» WRITTEN EXERCISE
Of all the lines in the records below, how many hold the word "care"? Give the number alone.
**** TASK INPUTS
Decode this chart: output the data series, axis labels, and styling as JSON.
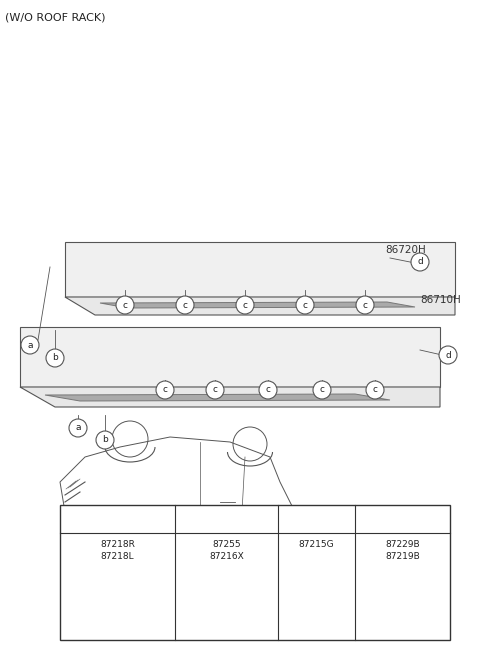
{
  "title": "(W/O ROOF RACK)",
  "bg_color": "#ffffff",
  "label_86720H": "86720H",
  "label_86710H": "86710H",
  "part_a_codes": "87218R\n87218L",
  "part_b_codes": "87255\n87216X",
  "part_c_code": "87215G",
  "part_d_codes": "87229B\n87219B",
  "circle_labels": [
    "a",
    "b",
    "c",
    "d"
  ],
  "line_color": "#555555",
  "fill_color": "#cccccc",
  "dark_fill": "#888888",
  "table_border": "#333333"
}
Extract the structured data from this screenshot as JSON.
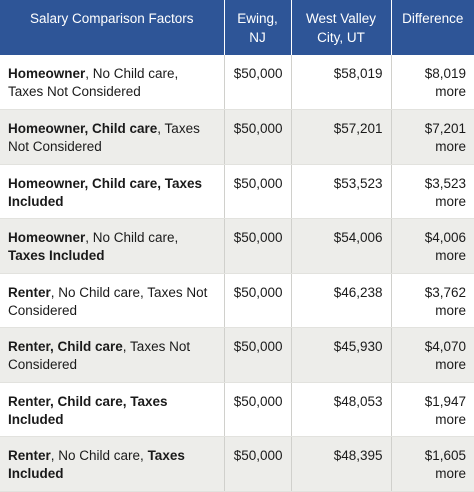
{
  "header": {
    "factors": "Salary Comparison Factors",
    "city1_line1": "Ewing,",
    "city1_line2": "NJ",
    "city2_line1": "West Valley",
    "city2_line2": "City, UT",
    "difference": "Difference"
  },
  "rows": [
    {
      "f1": "Homeowner",
      "f2": ", No Child care, Taxes Not Considered",
      "f2_bold": false,
      "f3": "",
      "f3_bold": false,
      "city1": "$50,000",
      "city2": "$58,019",
      "diff": "$8,019",
      "diff_word": "more"
    },
    {
      "f1": "Homeowner, Child care",
      "f2": ", Taxes Not Considered",
      "city1": "$50,000",
      "city2": "$57,201",
      "diff": "$7,201",
      "diff_word": "more"
    },
    {
      "f1": "Homeowner, Child care, Taxes Included",
      "f2": "",
      "city1": "$50,000",
      "city2": "$53,523",
      "diff": "$3,523",
      "diff_word": "more"
    },
    {
      "f1": "Homeowner",
      "f2": ", No Child care, ",
      "f3": "Taxes Included",
      "city1": "$50,000",
      "city2": "$54,006",
      "diff": "$4,006",
      "diff_word": "more"
    },
    {
      "f1": "Renter",
      "f2": ", No Child care, Taxes Not Considered",
      "city1": "$50,000",
      "city2": "$46,238",
      "diff": "$3,762",
      "diff_word": "more"
    },
    {
      "f1": "Renter, Child care",
      "f2": ", Taxes Not Considered",
      "city1": "$50,000",
      "city2": "$45,930",
      "diff": "$4,070",
      "diff_word": "more"
    },
    {
      "f1": "Renter, Child care, Taxes Included",
      "f2": "",
      "city1": "$50,000",
      "city2": "$48,053",
      "diff": "$1,947",
      "diff_word": "more"
    },
    {
      "f1": "Renter",
      "f2": ", No Child care, ",
      "f3": "Taxes Included",
      "city1": "$50,000",
      "city2": "$48,395",
      "diff": "$1,605",
      "diff_word": "more"
    }
  ],
  "colors": {
    "header_bg": "#2e5597",
    "header_text": "#ffffff",
    "stripe": "#ededea"
  }
}
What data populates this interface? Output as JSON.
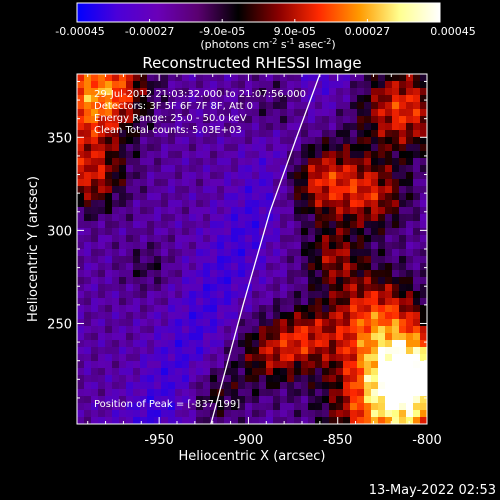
{
  "colorbar": {
    "tick_labels": [
      "-0.00045",
      "-0.00027",
      "-9.0e-05",
      "9.0e-05",
      "0.00027",
      "0.00045"
    ],
    "unit_text": "(photons cm",
    "unit_exp1": "-2",
    "unit_mid1": " s",
    "unit_exp2": "-1",
    "unit_mid2": " asec",
    "unit_exp3": "-2",
    "unit_close": ")",
    "gradient_colors": [
      "#0000ff",
      "#4b00d8",
      "#6a00b8",
      "#5a0070",
      "#000000",
      "#8a0000",
      "#ff2a00",
      "#ff9a00",
      "#ffff90",
      "#ffffff"
    ]
  },
  "plot": {
    "title": "Reconstructed RHESSI Image",
    "info_lines": [
      "29-Jul-2012 21:03:32.000 to 21:07:56.000",
      "Detectors: 3F 5F 6F 7F 8F, Att 0",
      "Energy Range: 25.0 - 50.0 keV",
      "Clean    Total counts: 5.03E+03"
    ],
    "peak_text": "Position of Peak = [-837,199]",
    "xlabel": "Heliocentric X (arcsec)",
    "ylabel": "Heliocentric Y (arcsec)",
    "x_ticks": [
      "-950",
      "-900",
      "-850",
      "-800"
    ],
    "y_ticks": [
      "250",
      "300",
      "350"
    ]
  },
  "chart_data": {
    "type": "heatmap",
    "title": "Reconstructed RHESSI Image",
    "xlabel": "Heliocentric X (arcsec)",
    "ylabel": "Heliocentric Y (arcsec)",
    "xlim": [
      -996,
      -800
    ],
    "ylim": [
      196,
      384
    ],
    "x_tick_values": [
      -950,
      -900,
      -850,
      -800
    ],
    "y_tick_values": [
      250,
      300,
      350
    ],
    "colorbar_range": [
      -0.00045,
      0.00045
    ],
    "peak_position": [
      -837,
      199
    ],
    "limb_points": [
      [
        -921,
        196
      ],
      [
        -903,
        260
      ],
      [
        -888,
        310
      ],
      [
        -873,
        350
      ],
      [
        -860,
        384
      ]
    ]
  },
  "footer": {
    "date": "13-May-2022 02:53"
  }
}
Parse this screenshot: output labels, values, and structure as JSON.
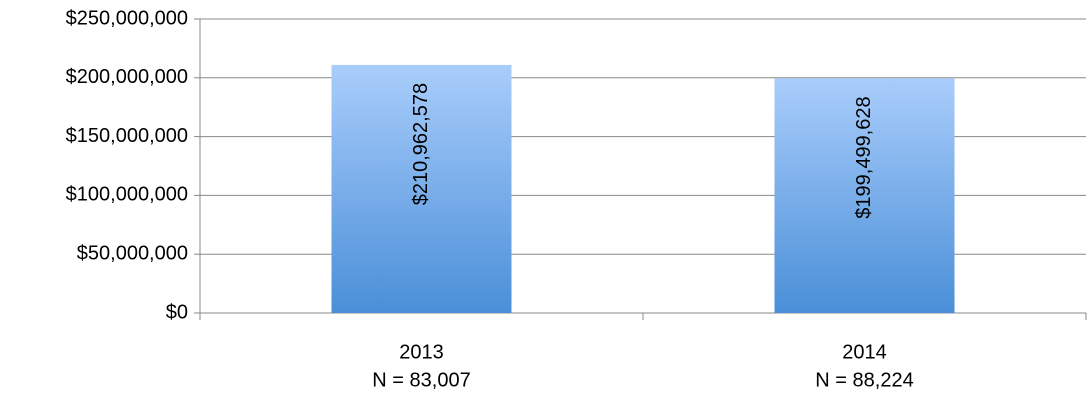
{
  "chart_data": {
    "type": "bar",
    "categories": [
      [
        "2013",
        "N = 83,007"
      ],
      [
        "2014",
        "N = 88,224"
      ]
    ],
    "values": [
      210962578,
      199499628
    ],
    "value_labels": [
      "$210,962,578",
      "$199,499,628"
    ],
    "color": [
      "#a9cdfb",
      "#4a8fd8"
    ],
    "ylim": [
      0,
      250000000
    ],
    "yticks": [
      {
        "value": 0,
        "label": "$0"
      },
      {
        "value": 50000000,
        "label": "$50,000,000"
      },
      {
        "value": 100000000,
        "label": "$100,000,000"
      },
      {
        "value": 150000000,
        "label": "$150,000,000"
      },
      {
        "value": 200000000,
        "label": "$200,000,000"
      },
      {
        "value": 250000000,
        "label": "$250,000,000"
      }
    ],
    "grid": true
  }
}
********
» FULL RESPONSE
8